┏━━
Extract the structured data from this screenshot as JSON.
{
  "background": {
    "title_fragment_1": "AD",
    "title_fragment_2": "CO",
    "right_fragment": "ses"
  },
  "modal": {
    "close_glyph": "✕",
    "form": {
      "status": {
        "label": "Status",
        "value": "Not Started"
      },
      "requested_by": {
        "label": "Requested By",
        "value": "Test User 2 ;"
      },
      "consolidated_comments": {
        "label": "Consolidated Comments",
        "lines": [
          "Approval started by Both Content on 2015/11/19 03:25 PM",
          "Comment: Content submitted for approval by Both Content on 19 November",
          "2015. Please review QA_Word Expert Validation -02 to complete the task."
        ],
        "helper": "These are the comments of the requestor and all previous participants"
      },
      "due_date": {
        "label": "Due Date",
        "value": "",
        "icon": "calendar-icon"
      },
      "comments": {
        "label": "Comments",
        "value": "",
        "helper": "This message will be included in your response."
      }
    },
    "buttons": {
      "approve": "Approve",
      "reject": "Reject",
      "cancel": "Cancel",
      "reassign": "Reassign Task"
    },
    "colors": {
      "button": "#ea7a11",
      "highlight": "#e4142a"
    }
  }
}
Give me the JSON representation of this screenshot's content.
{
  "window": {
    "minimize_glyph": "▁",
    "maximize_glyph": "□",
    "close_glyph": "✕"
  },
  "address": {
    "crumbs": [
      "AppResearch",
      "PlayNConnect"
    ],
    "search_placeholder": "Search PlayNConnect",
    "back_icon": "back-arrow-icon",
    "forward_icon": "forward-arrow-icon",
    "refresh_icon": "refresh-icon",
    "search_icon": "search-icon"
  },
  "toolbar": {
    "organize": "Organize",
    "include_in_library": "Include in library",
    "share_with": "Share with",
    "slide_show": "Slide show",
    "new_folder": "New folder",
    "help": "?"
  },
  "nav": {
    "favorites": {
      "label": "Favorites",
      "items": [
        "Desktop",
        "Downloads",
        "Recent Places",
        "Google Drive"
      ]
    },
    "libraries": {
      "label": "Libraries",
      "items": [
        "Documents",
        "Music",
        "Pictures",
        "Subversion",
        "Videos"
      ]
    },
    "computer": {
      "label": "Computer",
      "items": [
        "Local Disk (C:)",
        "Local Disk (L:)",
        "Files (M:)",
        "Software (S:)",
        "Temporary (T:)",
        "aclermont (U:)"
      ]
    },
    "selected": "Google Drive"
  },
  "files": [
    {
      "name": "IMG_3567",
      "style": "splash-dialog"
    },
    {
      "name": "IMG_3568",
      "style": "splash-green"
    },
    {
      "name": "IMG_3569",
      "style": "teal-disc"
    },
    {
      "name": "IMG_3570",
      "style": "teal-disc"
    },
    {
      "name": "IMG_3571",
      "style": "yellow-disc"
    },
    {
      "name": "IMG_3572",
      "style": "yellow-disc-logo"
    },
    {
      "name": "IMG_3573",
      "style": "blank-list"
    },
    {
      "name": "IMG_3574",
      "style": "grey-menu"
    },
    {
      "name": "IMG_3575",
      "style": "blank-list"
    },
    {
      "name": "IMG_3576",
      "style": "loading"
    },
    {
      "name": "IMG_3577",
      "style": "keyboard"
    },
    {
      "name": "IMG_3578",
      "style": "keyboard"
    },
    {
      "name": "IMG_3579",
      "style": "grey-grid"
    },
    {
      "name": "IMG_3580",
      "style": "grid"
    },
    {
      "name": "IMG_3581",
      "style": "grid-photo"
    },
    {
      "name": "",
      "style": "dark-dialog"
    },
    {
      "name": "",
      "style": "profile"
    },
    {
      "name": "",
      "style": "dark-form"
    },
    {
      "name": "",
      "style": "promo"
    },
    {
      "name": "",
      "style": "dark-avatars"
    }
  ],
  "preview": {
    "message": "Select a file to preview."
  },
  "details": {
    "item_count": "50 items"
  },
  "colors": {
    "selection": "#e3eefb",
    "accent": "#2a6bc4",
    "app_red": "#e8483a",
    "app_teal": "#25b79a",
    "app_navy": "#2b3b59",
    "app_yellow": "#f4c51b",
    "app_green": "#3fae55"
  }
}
┗━━
| Given instruction |
Pick out every line holding the string "arrow" and return it.

| Reply to the task |
    "back_icon": "back-arrow-icon",
    "forward_icon": "forward-arrow-icon",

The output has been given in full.